**Dataset extract**
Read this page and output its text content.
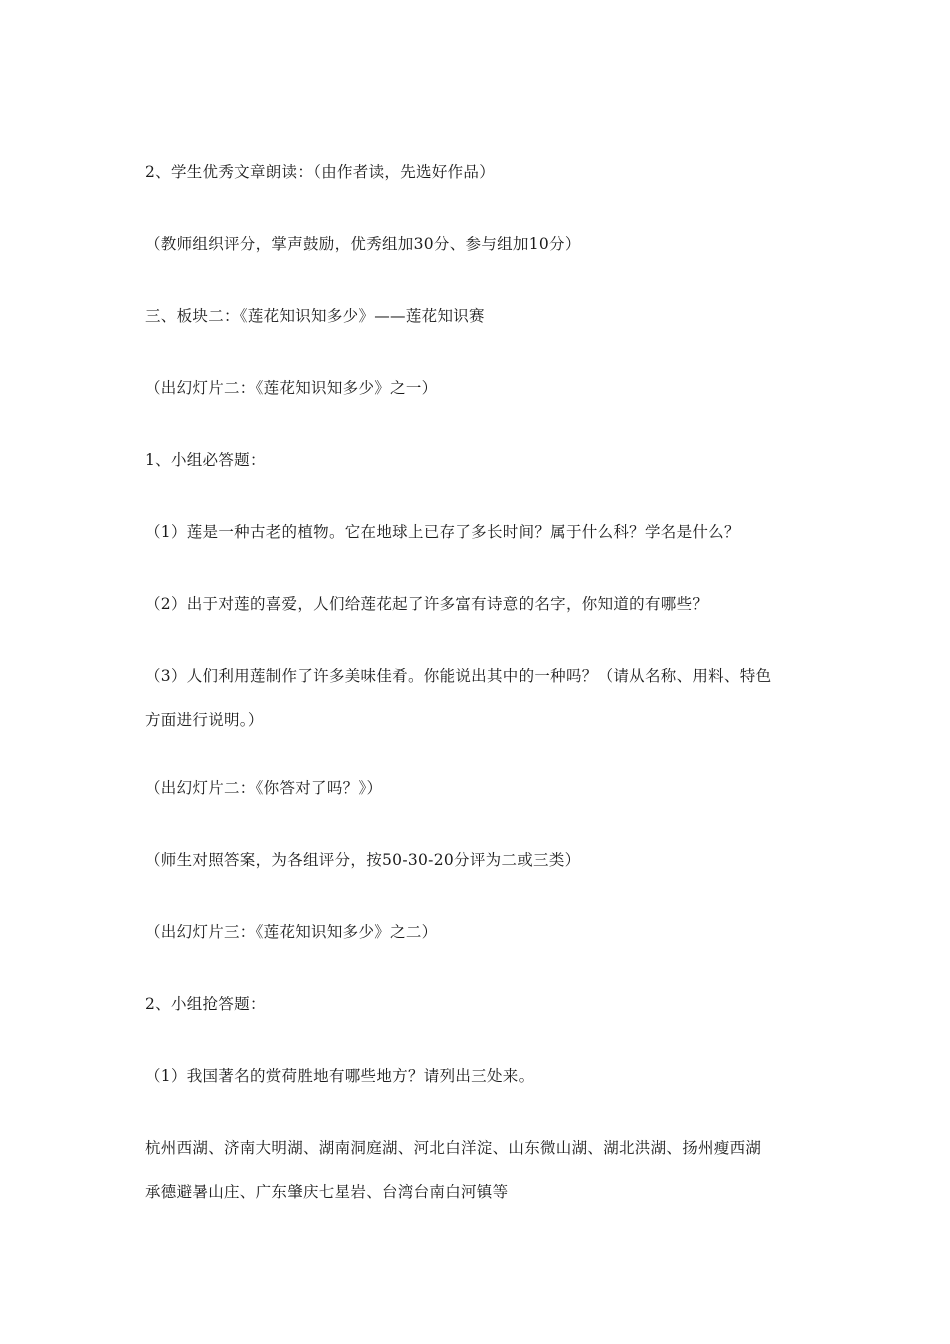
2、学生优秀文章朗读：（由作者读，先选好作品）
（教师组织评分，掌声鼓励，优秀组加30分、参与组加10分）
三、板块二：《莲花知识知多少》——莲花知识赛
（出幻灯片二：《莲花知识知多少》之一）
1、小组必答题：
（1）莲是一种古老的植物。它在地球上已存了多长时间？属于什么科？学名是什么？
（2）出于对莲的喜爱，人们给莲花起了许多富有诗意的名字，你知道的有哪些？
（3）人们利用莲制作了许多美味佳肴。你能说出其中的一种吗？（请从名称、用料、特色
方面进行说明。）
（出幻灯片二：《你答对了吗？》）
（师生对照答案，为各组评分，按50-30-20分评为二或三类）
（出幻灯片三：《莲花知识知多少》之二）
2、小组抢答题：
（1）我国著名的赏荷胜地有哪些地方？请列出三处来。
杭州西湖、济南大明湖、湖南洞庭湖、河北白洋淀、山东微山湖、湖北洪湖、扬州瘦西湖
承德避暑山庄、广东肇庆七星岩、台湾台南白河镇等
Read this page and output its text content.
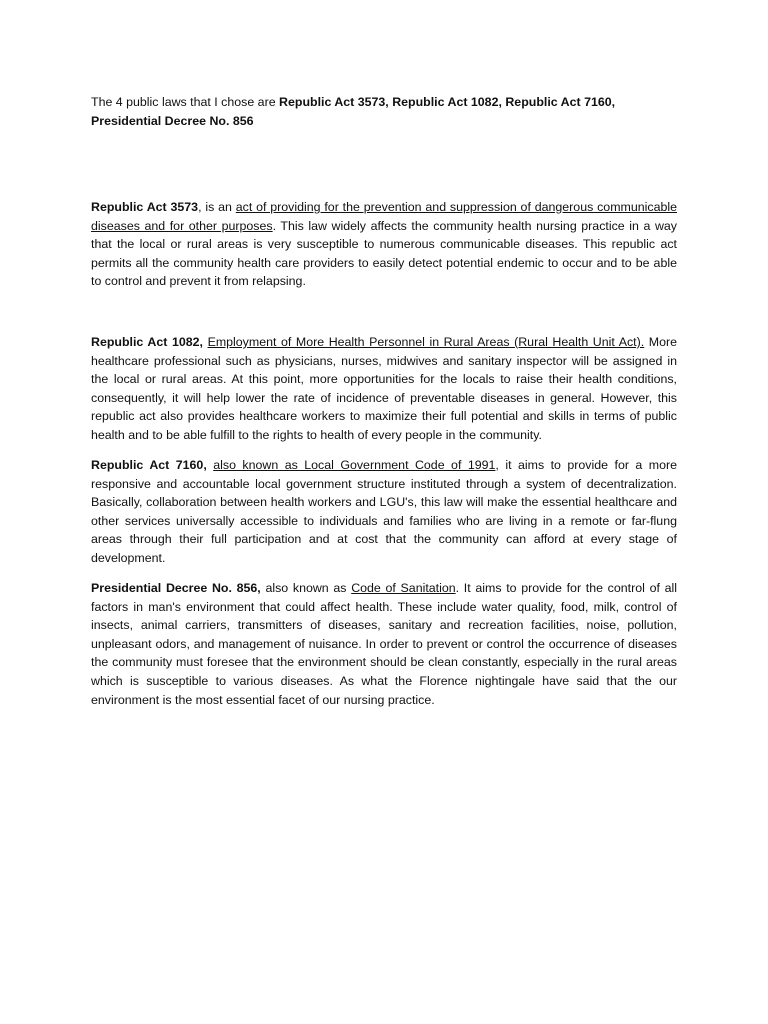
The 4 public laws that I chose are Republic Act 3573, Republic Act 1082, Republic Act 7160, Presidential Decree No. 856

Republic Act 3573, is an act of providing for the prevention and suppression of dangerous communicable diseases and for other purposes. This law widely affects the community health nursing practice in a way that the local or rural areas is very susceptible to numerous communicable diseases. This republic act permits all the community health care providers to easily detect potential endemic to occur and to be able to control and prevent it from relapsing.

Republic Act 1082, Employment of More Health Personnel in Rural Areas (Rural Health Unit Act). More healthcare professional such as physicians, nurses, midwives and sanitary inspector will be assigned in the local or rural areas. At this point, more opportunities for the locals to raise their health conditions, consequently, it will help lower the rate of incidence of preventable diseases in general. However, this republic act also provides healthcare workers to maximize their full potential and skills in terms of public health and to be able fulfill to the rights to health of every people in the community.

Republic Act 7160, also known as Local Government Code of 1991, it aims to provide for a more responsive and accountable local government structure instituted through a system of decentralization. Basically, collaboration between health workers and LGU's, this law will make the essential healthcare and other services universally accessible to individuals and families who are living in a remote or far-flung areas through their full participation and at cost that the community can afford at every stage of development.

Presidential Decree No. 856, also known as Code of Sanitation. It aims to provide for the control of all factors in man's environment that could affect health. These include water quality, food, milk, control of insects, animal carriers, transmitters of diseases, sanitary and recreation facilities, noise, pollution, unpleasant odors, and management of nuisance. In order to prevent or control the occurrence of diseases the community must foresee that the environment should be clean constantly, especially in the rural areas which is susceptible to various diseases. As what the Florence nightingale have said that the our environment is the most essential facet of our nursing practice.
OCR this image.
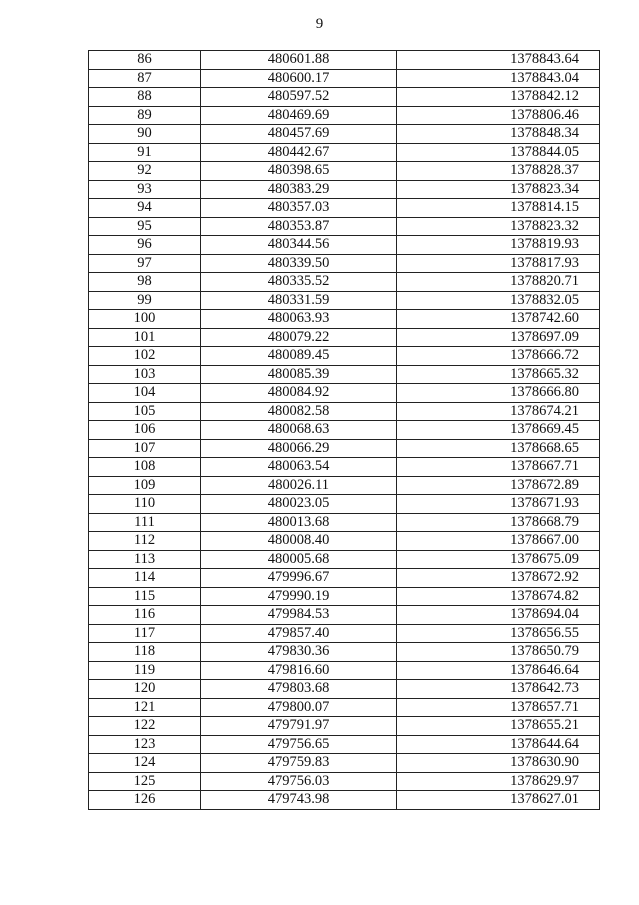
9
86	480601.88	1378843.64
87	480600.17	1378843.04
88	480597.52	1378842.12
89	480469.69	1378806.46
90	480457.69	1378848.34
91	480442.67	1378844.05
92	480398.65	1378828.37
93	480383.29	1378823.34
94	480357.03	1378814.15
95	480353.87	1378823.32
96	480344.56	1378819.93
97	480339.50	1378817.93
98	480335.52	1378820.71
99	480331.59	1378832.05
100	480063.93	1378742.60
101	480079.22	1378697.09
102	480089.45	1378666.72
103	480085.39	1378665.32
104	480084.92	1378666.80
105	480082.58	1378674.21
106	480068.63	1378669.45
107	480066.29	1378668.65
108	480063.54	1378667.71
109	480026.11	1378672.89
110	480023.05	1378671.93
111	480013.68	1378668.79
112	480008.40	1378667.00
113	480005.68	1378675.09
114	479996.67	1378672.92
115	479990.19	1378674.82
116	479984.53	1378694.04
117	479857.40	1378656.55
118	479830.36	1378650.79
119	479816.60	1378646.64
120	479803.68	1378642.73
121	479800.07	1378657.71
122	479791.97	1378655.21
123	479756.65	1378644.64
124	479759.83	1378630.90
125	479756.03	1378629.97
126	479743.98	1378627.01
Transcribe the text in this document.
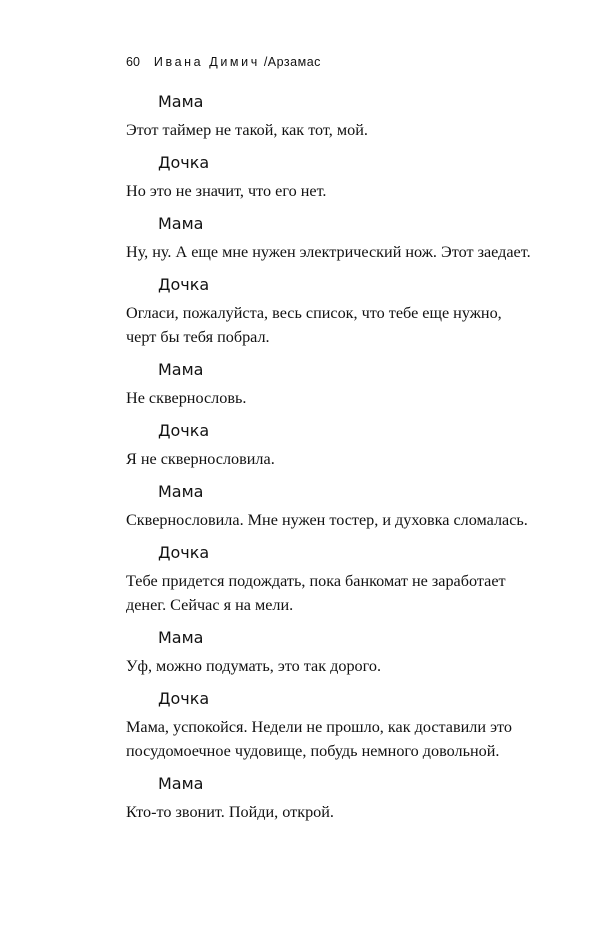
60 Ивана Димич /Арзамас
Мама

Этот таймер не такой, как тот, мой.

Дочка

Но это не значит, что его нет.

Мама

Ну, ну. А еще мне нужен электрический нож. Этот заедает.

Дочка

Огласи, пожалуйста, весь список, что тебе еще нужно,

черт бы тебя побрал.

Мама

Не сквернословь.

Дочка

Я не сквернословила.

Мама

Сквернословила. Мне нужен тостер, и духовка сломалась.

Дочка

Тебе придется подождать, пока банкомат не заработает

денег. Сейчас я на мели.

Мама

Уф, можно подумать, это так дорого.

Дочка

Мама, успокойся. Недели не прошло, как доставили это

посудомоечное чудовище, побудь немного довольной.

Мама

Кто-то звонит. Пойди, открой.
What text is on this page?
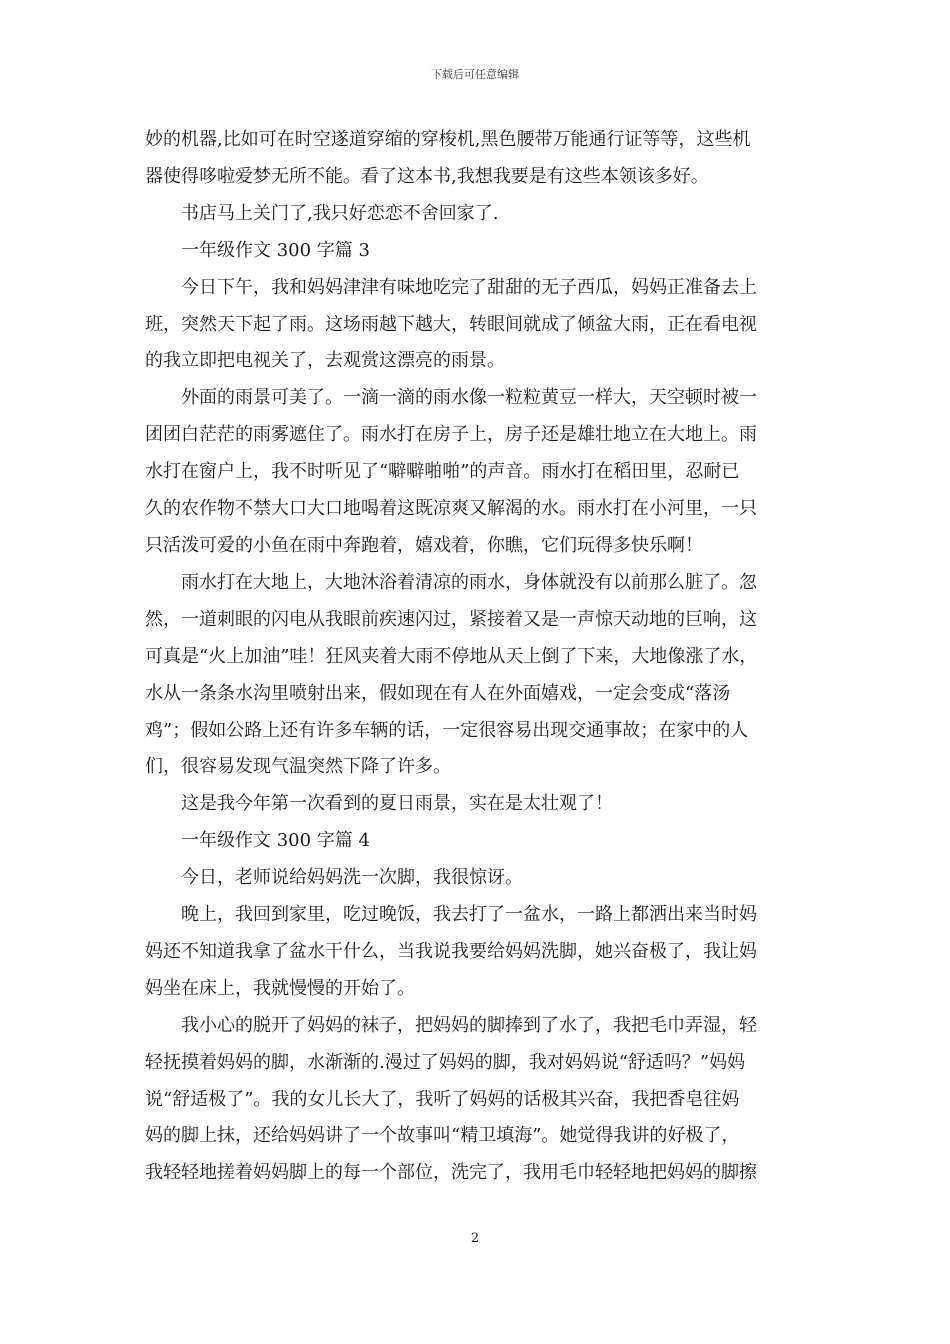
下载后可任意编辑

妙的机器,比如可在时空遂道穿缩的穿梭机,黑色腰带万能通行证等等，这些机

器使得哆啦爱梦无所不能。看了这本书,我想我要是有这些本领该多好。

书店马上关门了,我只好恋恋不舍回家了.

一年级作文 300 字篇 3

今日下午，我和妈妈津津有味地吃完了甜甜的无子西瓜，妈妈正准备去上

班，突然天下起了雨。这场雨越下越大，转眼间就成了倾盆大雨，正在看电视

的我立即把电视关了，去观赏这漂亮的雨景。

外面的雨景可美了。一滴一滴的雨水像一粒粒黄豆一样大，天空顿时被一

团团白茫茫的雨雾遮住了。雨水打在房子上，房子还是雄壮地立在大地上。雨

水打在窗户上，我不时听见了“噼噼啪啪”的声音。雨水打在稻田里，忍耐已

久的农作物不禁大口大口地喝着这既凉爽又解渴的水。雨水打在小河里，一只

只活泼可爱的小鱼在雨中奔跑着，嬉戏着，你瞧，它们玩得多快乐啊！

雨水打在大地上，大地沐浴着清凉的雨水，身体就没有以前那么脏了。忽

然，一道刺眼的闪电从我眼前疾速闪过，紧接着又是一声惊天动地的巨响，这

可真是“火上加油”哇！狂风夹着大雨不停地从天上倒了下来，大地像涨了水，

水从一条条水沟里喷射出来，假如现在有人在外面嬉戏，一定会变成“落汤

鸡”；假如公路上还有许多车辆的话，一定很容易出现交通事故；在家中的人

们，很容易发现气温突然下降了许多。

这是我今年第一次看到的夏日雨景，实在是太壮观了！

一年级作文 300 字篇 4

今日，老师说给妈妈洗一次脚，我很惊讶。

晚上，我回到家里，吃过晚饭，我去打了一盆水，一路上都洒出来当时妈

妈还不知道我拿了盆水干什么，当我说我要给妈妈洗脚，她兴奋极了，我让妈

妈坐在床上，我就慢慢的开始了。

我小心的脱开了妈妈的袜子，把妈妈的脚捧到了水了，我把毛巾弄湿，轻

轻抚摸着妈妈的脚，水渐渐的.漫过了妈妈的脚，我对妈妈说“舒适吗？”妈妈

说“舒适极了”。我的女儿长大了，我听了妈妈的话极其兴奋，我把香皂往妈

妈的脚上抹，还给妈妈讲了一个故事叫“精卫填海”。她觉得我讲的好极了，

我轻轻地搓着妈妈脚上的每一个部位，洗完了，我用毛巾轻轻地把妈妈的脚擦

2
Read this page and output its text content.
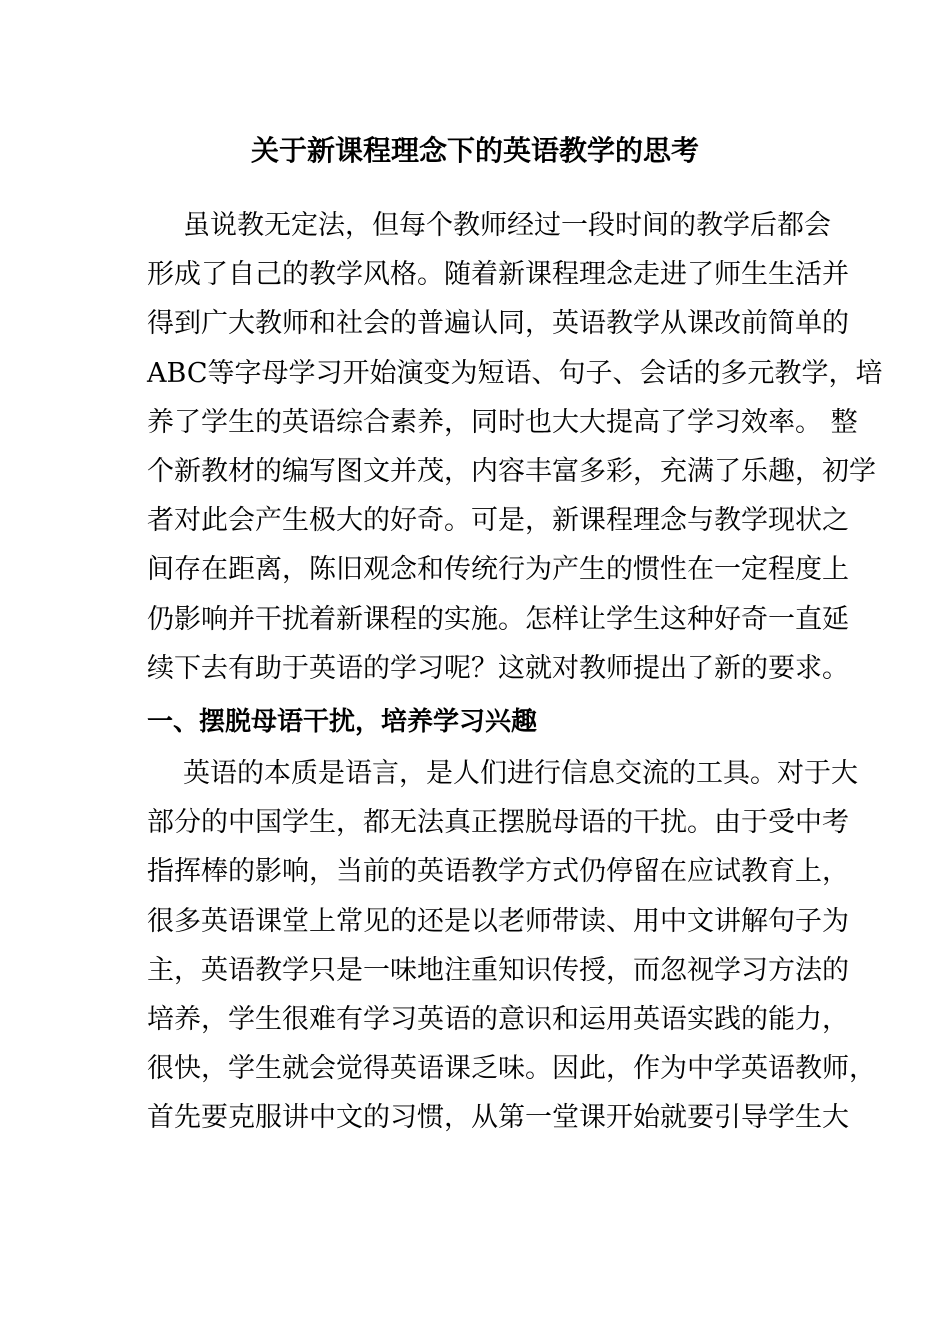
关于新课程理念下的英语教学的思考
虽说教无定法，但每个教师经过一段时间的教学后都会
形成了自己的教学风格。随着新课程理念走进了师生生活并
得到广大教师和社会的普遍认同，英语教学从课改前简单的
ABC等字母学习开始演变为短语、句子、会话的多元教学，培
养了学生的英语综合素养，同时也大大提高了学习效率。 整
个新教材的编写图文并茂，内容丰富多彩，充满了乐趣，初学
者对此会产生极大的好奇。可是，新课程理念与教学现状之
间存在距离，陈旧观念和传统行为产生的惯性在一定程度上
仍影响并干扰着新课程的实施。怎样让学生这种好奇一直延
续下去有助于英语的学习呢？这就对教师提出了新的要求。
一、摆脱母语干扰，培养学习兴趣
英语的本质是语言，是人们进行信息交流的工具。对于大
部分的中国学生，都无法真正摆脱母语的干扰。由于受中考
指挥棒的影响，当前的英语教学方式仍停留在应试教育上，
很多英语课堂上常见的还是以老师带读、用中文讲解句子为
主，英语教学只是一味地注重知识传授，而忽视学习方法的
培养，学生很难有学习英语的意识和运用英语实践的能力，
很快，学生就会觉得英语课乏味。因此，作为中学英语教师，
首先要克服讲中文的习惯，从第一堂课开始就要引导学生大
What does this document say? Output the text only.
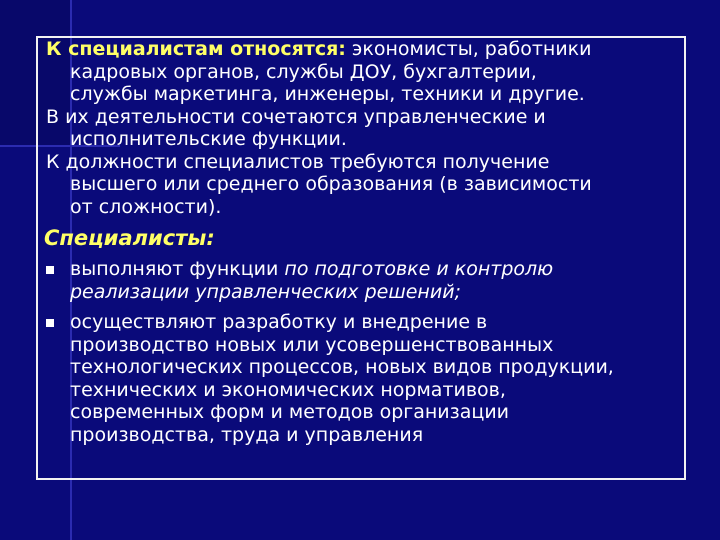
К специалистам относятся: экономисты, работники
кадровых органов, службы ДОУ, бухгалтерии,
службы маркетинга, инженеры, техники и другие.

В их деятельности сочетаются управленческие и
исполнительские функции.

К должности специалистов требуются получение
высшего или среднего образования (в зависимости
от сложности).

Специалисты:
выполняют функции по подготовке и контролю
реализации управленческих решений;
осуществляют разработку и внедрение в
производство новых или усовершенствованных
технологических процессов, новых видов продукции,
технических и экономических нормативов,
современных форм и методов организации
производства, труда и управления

**Exercise brief**
What number of lines in the records contain the word "Decree"? Answer with that number alone.

**The answer**
2